* Work to be completed
Where a line contains the word "tarvitsisi", copy that line in full.
BEGIN Data entries
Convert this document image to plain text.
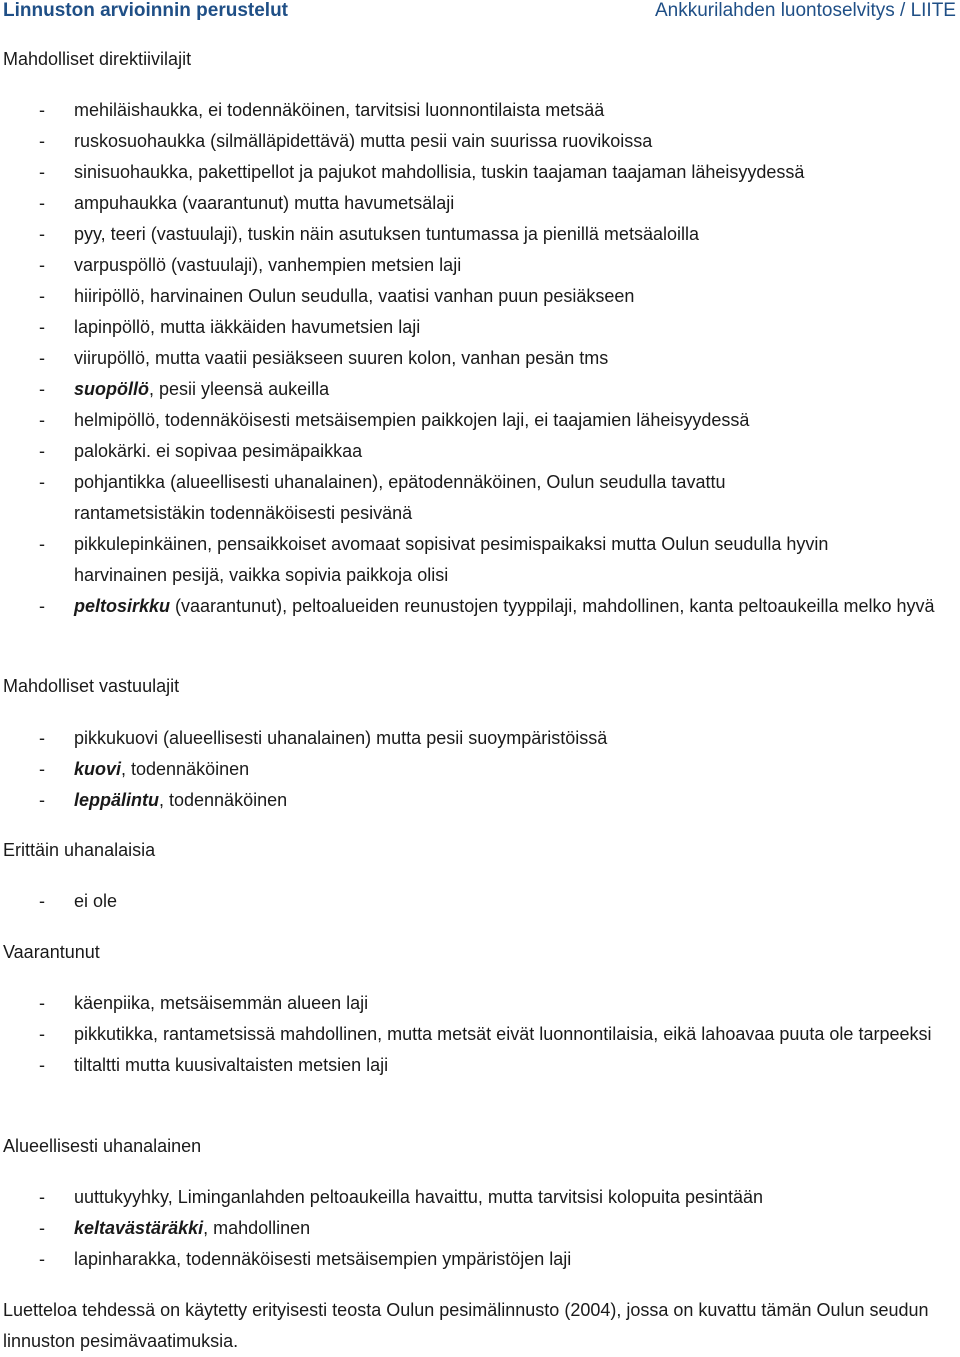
Linnuston arvioinnin perustelut	Ankkurilahden luontoselvitys / LIITE
Mahdolliset direktiivilajit
- mehiläishaukka, ei todennäköinen, tarvitsisi luonnontilaista metsää
- ruskosuohaukka (silmälläpidettävä) mutta pesii vain suurissa ruovikoissa
- sinisuohaukka, pakettipellot ja pajukot mahdollisia, tuskin taajaman taajaman läheisyydessä
- ampuhaukka (vaarantunut) mutta havumetsälaji
- pyy, teeri (vastuulaji), tuskin näin asutuksen tuntumassa ja pienillä metsäaloilla
- varpuspöllö (vastuulaji), vanhempien metsien laji
- hiiripöllö, harvinainen Oulun seudulla, vaatisi vanhan puun pesiäkseen
- lapinpöllö, mutta iäkkäiden havumetsien laji
- viirupöllö, mutta vaatii pesiäkseen suuren kolon, vanhan pesän tms
- suopöllö, pesii yleensä aukeilla
- helmipöllö, todennäköisesti metsäisempien paikkojen laji, ei taajamien läheisyydessä
- palokärki. ei sopivaa pesimäpaikkaa
- pohjantikka (alueellisesti uhanalainen), epätodennäköinen, Oulun seudulla tavattu rantametsistäkin todennäköisesti pesivänä
- pikkulepinkäinen, pensaikkoiset avomaat sopisivat pesimispaikaksi mutta Oulun seudulla hyvin harvinainen pesijä, vaikka sopivia paikkoja olisi
- peltosirkku (vaarantunut), peltoalueiden reunustojen tyyppilaji, mahdollinen, kanta peltoaukeilla melko hyvä
Mahdolliset vastuulajit
- pikkukuovi (alueellisesti uhanalainen) mutta pesii suoympäristöissä
- kuovi, todennäköinen
- leppälintu, todennäköinen
Erittäin uhanalaisia
- ei ole
Vaarantunut
- käenpiika, metsäisemmän alueen laji
- pikkutikka, rantametsissä mahdollinen, mutta metsät eivät luonnontilaisia, eikä lahoavaa puuta ole tarpeeksi
- tiltaltti mutta kuusivaltaisten metsien laji
Alueellisesti uhanalainen
- uuttukyyhky, Liminganlahden peltoaukeilla havaittu, mutta tarvitsisi kolopuita pesintään
- keltavästäräkki, mahdollinen
- lapinharakka, todennäköisesti metsäisempien ympäristöjen laji
Luetteloa tehdessä on käytetty erityisesti teosta Oulun pesimälinnusto (2004), jossa on kuvattu tämän Oulun seudun linnuston pesimävaatimuksia.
END Data entries
* Solution to the problem
- mehiläishaukka, ei todennäköinen, tarvitsisi luonnontilaista metsää
- uuttukyyhky, Liminganlahden peltoaukeilla havaittu, mutta tarvitsisi kolopuita pesintään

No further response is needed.